[WHAT TO DO] Copy all lines holding the word "date" from the entries.

[SUPPLIED RECORDS]

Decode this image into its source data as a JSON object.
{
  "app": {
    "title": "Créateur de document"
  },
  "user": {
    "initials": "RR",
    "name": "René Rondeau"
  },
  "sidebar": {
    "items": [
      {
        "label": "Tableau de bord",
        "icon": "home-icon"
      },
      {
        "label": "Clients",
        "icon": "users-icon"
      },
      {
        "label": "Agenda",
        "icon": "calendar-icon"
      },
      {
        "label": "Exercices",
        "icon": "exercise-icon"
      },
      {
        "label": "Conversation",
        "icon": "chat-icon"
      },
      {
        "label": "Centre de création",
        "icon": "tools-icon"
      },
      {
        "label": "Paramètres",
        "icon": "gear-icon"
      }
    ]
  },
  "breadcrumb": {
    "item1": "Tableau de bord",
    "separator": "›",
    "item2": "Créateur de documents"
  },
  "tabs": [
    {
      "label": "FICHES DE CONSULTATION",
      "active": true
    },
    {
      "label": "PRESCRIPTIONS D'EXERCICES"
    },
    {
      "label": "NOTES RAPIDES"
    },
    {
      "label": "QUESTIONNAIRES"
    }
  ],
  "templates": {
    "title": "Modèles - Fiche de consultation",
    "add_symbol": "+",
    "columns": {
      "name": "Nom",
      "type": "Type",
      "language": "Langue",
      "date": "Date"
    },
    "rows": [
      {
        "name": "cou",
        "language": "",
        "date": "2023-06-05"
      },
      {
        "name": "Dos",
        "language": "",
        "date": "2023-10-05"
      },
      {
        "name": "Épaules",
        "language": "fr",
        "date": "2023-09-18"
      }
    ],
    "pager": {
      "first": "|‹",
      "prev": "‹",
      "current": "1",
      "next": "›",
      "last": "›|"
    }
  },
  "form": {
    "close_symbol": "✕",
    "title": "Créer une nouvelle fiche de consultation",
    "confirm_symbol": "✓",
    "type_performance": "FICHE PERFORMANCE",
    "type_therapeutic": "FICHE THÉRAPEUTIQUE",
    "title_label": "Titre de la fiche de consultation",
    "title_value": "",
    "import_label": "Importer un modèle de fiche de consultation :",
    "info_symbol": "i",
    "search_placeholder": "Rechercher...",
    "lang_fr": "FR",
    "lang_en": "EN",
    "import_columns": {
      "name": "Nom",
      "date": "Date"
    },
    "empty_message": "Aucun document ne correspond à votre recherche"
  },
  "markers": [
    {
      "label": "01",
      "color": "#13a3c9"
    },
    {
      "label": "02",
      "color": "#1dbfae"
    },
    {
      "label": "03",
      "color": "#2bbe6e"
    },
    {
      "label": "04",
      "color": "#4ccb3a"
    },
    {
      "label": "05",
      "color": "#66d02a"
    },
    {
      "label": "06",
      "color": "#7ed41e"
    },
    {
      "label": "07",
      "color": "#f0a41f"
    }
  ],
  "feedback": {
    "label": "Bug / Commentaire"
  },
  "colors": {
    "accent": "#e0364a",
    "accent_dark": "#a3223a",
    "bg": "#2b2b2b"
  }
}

[CORRECT RESULT]
      "date": "Date"
        "date": "2023-06-05"
        "date": "2023-10-05"
        "date": "2023-09-18"
      "date": "Date"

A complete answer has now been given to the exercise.